DIRECTION:
Copy the records from their first line through the line that contains "board-intersection-D1[interactable] [108,24,136,52]", swapping every "interactable" for "clickable" and changing nothing else.

[Element box annotations]
━━━━━━━━━━

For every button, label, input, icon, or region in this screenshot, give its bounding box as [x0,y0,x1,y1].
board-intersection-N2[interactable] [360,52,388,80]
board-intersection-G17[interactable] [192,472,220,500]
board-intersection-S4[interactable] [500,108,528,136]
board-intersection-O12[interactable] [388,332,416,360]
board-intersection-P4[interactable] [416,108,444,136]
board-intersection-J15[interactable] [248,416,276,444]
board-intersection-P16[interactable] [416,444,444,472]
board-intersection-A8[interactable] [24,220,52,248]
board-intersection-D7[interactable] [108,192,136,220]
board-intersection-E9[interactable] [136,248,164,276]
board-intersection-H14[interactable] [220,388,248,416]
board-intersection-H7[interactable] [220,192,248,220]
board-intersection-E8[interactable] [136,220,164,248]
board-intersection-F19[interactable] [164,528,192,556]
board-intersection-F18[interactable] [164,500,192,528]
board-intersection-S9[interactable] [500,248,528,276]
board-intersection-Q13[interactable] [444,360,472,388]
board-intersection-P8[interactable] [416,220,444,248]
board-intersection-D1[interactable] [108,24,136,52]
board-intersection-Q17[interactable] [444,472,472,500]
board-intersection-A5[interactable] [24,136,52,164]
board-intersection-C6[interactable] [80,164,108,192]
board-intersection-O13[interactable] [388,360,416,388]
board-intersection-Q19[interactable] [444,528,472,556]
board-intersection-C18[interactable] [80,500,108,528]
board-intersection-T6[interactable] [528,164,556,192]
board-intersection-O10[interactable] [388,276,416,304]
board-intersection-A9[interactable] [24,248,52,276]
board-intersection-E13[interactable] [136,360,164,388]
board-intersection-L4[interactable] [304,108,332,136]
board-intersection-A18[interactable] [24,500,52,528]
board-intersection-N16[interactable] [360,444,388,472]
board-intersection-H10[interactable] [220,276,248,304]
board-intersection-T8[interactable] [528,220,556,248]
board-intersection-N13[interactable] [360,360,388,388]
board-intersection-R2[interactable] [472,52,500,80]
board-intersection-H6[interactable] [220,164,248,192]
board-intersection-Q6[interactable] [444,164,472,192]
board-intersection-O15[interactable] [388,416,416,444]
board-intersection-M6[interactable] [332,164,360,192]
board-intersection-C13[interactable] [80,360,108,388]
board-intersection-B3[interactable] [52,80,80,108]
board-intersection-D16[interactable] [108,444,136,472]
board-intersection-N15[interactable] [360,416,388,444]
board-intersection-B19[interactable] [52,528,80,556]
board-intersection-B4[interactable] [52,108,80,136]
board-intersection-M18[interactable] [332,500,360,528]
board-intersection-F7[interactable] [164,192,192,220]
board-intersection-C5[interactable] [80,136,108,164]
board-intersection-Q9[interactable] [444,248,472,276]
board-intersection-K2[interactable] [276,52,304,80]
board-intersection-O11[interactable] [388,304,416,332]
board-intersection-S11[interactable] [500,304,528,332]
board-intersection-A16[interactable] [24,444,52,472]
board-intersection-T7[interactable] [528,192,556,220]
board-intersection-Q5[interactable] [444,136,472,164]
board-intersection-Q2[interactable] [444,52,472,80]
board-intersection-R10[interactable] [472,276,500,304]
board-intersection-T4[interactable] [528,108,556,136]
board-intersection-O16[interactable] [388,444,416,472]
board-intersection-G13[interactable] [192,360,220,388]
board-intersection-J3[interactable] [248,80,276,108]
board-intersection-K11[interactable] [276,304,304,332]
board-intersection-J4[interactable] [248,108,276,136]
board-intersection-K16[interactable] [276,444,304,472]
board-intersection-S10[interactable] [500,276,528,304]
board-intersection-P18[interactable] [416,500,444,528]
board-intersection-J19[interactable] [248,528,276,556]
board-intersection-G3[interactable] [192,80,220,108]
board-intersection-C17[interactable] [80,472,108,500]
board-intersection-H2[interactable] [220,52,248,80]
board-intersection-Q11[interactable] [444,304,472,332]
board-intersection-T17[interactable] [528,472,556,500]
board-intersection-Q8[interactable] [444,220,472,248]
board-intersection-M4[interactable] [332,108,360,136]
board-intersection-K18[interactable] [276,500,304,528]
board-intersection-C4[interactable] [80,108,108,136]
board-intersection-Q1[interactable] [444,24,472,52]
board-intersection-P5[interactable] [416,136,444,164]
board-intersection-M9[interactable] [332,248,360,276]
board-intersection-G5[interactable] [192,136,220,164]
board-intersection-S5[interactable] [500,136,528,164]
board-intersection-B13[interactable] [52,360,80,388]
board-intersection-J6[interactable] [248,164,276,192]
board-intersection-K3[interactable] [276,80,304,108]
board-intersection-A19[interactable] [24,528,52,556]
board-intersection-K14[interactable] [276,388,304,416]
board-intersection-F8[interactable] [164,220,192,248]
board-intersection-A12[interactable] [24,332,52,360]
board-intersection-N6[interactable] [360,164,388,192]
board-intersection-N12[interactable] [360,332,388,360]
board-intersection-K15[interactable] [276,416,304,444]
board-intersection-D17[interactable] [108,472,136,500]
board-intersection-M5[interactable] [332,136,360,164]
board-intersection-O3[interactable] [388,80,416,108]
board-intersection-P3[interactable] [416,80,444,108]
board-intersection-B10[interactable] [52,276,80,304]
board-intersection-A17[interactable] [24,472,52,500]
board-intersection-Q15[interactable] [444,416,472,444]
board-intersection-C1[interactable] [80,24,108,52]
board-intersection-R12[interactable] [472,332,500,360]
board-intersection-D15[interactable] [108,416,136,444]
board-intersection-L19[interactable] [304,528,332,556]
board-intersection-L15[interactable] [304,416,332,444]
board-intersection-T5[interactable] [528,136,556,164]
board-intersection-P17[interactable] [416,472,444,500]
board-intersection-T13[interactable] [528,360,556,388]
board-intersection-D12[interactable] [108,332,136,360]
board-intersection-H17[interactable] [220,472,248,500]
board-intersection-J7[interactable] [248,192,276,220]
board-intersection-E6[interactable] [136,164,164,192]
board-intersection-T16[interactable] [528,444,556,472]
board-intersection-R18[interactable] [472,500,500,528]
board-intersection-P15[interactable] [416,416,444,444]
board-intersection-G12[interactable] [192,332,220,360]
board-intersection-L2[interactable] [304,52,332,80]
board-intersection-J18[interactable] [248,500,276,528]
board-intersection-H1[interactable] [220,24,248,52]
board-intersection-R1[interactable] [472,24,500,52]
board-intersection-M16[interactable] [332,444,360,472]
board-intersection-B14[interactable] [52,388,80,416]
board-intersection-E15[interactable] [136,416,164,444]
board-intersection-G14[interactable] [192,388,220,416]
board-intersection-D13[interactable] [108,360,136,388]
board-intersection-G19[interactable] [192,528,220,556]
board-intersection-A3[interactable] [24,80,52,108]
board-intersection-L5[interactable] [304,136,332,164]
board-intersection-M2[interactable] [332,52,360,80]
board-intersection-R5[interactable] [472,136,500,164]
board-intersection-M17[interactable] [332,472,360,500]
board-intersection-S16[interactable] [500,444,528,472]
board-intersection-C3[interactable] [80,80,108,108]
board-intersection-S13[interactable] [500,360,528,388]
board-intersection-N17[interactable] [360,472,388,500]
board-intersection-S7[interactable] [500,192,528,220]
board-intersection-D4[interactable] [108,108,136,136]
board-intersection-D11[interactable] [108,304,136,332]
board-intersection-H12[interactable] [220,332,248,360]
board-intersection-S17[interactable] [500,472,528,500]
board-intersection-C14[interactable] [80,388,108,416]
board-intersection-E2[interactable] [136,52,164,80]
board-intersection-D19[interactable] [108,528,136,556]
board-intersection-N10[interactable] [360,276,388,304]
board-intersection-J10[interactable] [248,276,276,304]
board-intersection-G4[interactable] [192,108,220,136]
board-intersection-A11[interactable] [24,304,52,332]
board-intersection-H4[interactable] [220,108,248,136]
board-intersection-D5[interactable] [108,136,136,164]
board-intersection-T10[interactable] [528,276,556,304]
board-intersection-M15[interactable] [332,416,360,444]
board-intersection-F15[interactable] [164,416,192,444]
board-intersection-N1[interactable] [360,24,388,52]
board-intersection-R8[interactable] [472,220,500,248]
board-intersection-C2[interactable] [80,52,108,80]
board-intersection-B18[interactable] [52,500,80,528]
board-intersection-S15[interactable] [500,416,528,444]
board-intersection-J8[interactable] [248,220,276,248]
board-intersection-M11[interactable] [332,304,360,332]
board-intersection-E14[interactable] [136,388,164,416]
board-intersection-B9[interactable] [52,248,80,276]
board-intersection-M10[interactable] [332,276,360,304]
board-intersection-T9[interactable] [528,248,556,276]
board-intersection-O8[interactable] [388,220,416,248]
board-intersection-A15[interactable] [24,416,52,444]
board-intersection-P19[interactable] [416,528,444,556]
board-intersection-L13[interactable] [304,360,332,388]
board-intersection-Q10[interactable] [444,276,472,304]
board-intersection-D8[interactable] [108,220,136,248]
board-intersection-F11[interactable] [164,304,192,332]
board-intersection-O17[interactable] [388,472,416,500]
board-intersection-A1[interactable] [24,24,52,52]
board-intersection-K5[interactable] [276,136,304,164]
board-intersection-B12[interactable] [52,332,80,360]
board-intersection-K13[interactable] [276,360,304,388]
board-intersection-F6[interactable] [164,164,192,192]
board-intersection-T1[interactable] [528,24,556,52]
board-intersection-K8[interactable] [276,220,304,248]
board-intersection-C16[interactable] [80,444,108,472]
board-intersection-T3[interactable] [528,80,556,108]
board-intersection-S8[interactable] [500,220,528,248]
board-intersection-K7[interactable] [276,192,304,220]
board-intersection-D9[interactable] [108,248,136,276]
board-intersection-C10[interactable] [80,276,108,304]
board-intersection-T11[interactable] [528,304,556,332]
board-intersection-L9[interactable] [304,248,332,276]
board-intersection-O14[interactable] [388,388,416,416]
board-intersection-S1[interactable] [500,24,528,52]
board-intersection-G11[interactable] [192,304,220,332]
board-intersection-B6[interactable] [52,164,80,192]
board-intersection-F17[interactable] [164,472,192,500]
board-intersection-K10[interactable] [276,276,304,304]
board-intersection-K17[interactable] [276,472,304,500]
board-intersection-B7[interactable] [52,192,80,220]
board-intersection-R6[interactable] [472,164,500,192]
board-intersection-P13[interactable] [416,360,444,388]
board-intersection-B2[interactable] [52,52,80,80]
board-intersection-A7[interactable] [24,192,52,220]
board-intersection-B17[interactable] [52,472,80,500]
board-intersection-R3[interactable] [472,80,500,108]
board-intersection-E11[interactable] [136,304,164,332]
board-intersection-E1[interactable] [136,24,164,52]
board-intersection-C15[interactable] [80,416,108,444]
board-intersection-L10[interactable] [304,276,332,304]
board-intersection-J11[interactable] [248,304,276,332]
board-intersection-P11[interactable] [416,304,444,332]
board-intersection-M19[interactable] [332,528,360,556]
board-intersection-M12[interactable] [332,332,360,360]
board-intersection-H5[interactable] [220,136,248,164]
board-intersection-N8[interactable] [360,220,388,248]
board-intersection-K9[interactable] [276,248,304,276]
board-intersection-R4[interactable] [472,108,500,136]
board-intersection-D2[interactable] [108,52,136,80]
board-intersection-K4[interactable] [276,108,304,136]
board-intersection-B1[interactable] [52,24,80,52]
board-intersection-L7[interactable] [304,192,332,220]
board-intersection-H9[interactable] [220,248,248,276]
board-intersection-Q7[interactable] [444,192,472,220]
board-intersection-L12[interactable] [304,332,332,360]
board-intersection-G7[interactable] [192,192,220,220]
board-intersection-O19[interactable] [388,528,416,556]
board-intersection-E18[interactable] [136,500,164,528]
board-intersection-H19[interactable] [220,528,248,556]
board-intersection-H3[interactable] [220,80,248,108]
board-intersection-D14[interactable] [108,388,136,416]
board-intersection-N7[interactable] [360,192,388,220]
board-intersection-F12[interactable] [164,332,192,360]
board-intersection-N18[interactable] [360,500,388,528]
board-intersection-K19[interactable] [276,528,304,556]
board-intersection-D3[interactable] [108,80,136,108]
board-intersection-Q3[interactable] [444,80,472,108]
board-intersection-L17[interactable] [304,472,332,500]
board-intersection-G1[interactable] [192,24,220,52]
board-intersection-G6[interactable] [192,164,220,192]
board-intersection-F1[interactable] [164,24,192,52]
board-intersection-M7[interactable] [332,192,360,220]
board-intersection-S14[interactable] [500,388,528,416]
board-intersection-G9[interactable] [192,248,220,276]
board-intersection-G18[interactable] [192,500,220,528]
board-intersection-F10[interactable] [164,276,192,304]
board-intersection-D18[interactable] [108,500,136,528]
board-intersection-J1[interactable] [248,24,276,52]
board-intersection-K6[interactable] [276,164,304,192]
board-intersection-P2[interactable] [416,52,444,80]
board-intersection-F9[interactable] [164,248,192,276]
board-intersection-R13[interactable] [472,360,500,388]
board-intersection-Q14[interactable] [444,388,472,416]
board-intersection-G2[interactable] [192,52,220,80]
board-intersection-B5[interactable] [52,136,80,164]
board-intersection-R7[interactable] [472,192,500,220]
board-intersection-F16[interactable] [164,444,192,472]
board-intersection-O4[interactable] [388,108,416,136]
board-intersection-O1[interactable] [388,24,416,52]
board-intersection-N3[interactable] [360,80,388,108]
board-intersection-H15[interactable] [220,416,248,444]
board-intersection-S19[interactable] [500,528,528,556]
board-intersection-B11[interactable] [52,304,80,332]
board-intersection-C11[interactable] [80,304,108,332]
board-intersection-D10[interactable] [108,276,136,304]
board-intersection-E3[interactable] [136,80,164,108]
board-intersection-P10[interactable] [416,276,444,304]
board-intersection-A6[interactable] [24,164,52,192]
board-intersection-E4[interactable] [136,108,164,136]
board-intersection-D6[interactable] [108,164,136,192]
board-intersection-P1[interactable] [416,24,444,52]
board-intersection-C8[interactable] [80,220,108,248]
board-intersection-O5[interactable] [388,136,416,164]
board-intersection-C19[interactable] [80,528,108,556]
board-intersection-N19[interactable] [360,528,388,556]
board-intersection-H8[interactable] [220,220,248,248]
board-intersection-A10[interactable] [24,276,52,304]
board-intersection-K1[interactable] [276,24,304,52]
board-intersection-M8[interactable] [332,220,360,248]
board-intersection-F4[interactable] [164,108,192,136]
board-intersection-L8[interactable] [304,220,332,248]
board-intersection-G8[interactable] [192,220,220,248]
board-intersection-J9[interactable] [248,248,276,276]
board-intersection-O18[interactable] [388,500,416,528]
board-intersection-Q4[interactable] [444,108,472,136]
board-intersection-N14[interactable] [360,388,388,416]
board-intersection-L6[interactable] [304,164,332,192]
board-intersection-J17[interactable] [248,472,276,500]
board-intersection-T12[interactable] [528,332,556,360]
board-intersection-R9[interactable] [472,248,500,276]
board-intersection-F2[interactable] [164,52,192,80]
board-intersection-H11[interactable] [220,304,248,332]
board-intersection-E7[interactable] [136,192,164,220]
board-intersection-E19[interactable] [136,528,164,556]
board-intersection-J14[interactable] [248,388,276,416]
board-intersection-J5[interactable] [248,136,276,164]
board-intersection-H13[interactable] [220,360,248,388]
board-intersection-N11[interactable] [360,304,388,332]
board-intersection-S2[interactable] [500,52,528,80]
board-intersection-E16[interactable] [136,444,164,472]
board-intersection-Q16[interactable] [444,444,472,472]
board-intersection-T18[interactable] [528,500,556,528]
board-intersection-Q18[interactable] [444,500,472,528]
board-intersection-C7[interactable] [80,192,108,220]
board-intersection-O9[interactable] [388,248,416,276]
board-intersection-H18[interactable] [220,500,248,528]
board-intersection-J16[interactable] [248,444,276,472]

━━━━━━━━━━

WRITTEN ANSWER:
For every button, label, input, icon, or region in this screenshot, give its bounding box as [x0,y0,x1,y1].
board-intersection-N2[clickable] [360,52,388,80]
board-intersection-G17[clickable] [192,472,220,500]
board-intersection-S4[clickable] [500,108,528,136]
board-intersection-O12[clickable] [388,332,416,360]
board-intersection-P4[clickable] [416,108,444,136]
board-intersection-J15[clickable] [248,416,276,444]
board-intersection-P16[clickable] [416,444,444,472]
board-intersection-A8[clickable] [24,220,52,248]
board-intersection-D7[clickable] [108,192,136,220]
board-intersection-E9[clickable] [136,248,164,276]
board-intersection-H14[clickable] [220,388,248,416]
board-intersection-H7[clickable] [220,192,248,220]
board-intersection-E8[clickable] [136,220,164,248]
board-intersection-F19[clickable] [164,528,192,556]
board-intersection-F18[clickable] [164,500,192,528]
board-intersection-S9[clickable] [500,248,528,276]
board-intersection-Q13[clickable] [444,360,472,388]
board-intersection-P8[clickable] [416,220,444,248]
board-intersection-D1[clickable] [108,24,136,52]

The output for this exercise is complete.